▶ [Records for processing]
##########
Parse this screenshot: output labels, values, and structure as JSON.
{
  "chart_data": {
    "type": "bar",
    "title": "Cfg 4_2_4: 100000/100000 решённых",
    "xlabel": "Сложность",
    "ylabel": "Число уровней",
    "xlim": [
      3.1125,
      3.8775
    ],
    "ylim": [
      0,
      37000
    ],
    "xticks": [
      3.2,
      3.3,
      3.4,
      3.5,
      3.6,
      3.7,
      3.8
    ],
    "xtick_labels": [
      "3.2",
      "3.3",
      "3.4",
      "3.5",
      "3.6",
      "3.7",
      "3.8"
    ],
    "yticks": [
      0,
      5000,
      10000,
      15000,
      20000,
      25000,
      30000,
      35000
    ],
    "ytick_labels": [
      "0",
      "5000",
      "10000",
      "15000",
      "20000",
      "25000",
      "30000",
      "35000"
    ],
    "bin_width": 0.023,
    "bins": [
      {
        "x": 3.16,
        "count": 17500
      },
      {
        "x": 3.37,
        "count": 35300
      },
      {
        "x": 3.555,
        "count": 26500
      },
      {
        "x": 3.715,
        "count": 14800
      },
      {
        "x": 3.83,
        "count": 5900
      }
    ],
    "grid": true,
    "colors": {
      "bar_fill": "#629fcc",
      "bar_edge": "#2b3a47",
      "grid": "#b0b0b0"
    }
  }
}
##########
▶ [What is required]
Print the material once more, exactly.

▶ [Result]
Parse this screenshot: output labels, values, and structure as JSON.
{
  "chart_data": {
    "type": "bar",
    "title": "Cfg 4_2_4: 100000/100000 решённых",
    "xlabel": "Сложность",
    "ylabel": "Число уровней",
    "xlim": [
      3.1125,
      3.8775
    ],
    "ylim": [
      0,
      37000
    ],
    "xticks": [
      3.2,
      3.3,
      3.4,
      3.5,
      3.6,
      3.7,
      3.8
    ],
    "xtick_labels": [
      "3.2",
      "3.3",
      "3.4",
      "3.5",
      "3.6",
      "3.7",
      "3.8"
    ],
    "yticks": [
      0,
      5000,
      10000,
      15000,
      20000,
      25000,
      30000,
      35000
    ],
    "ytick_labels": [
      "0",
      "5000",
      "10000",
      "15000",
      "20000",
      "25000",
      "30000",
      "35000"
    ],
    "bin_width": 0.023,
    "bins": [
      {
        "x": 3.16,
        "count": 17500
      },
      {
        "x": 3.37,
        "count": 35300
      },
      {
        "x": 3.555,
        "count": 26500
      },
      {
        "x": 3.715,
        "count": 14800
      },
      {
        "x": 3.83,
        "count": 5900
      }
    ],
    "grid": true,
    "colors": {
      "bar_fill": "#629fcc",
      "bar_edge": "#2b3a47",
      "grid": "#b0b0b0"
    }
  }
}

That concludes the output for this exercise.